Task to carry out: In the entries below, find the lines with the word "Documents" and copy them.
★ ★ ★
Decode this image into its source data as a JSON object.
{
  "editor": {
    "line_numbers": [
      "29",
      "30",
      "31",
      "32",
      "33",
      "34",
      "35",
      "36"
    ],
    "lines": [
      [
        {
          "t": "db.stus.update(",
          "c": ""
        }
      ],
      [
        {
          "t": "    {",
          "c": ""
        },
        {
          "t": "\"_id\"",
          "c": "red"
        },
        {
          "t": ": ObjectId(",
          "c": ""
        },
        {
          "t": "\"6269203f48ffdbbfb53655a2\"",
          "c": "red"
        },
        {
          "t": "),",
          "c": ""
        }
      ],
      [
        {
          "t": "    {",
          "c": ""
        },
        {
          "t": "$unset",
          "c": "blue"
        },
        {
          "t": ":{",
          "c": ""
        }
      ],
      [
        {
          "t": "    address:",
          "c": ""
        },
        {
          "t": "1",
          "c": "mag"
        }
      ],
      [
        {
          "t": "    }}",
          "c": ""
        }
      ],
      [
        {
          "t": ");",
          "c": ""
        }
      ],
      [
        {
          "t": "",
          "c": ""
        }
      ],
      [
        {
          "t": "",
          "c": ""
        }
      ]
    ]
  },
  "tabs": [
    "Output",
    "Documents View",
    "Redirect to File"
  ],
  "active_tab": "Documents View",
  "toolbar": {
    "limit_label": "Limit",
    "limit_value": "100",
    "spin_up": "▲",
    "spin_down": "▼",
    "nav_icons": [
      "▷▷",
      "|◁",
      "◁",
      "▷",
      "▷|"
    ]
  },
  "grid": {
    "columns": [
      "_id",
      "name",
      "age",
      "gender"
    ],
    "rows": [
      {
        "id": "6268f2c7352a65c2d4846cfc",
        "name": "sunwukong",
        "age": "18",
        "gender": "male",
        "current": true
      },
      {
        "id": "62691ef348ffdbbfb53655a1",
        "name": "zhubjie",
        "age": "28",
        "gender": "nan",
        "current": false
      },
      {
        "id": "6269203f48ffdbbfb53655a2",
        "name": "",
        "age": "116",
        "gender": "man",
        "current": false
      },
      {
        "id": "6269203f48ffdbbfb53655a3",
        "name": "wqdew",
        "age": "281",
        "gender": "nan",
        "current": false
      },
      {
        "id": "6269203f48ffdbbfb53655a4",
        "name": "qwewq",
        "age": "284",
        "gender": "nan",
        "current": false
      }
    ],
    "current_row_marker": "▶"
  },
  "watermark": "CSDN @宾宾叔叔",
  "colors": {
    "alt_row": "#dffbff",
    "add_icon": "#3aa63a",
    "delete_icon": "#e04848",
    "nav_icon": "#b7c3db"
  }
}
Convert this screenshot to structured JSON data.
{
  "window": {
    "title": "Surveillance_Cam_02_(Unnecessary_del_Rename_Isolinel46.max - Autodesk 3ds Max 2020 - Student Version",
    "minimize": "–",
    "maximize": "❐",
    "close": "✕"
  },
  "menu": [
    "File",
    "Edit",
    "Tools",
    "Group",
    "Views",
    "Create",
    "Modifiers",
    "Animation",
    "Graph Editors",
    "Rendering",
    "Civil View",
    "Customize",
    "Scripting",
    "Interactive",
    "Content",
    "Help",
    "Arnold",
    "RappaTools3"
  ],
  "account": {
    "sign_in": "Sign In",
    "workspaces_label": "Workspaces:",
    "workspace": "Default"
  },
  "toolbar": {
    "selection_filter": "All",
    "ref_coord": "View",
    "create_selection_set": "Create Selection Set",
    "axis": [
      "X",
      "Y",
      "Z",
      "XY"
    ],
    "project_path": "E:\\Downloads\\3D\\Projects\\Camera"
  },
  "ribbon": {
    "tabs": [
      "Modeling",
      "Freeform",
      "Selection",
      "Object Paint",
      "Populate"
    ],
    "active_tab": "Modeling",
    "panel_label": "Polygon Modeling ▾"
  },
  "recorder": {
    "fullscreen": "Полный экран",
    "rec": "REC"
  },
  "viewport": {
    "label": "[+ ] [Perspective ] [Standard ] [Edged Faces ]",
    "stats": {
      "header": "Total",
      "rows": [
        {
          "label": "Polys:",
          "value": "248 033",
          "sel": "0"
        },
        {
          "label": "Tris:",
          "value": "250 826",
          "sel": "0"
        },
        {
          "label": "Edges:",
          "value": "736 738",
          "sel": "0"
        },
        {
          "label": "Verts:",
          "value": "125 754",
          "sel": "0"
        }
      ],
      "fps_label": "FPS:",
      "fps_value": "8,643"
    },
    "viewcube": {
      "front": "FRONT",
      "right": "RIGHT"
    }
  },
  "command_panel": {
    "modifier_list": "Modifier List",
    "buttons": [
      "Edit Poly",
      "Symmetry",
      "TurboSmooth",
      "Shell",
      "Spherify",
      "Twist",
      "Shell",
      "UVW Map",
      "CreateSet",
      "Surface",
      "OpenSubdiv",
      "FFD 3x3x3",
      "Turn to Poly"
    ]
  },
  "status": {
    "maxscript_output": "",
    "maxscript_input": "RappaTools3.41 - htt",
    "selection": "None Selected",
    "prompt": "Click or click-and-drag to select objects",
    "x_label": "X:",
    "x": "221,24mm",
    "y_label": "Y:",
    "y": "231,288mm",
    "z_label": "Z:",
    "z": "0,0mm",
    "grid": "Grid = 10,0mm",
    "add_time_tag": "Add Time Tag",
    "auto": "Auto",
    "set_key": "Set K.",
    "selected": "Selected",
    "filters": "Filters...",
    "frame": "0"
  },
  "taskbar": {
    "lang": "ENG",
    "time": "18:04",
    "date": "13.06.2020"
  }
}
★ ★ ★
Expected answer:
    "Documents View",
  "active_tab": "Documents View",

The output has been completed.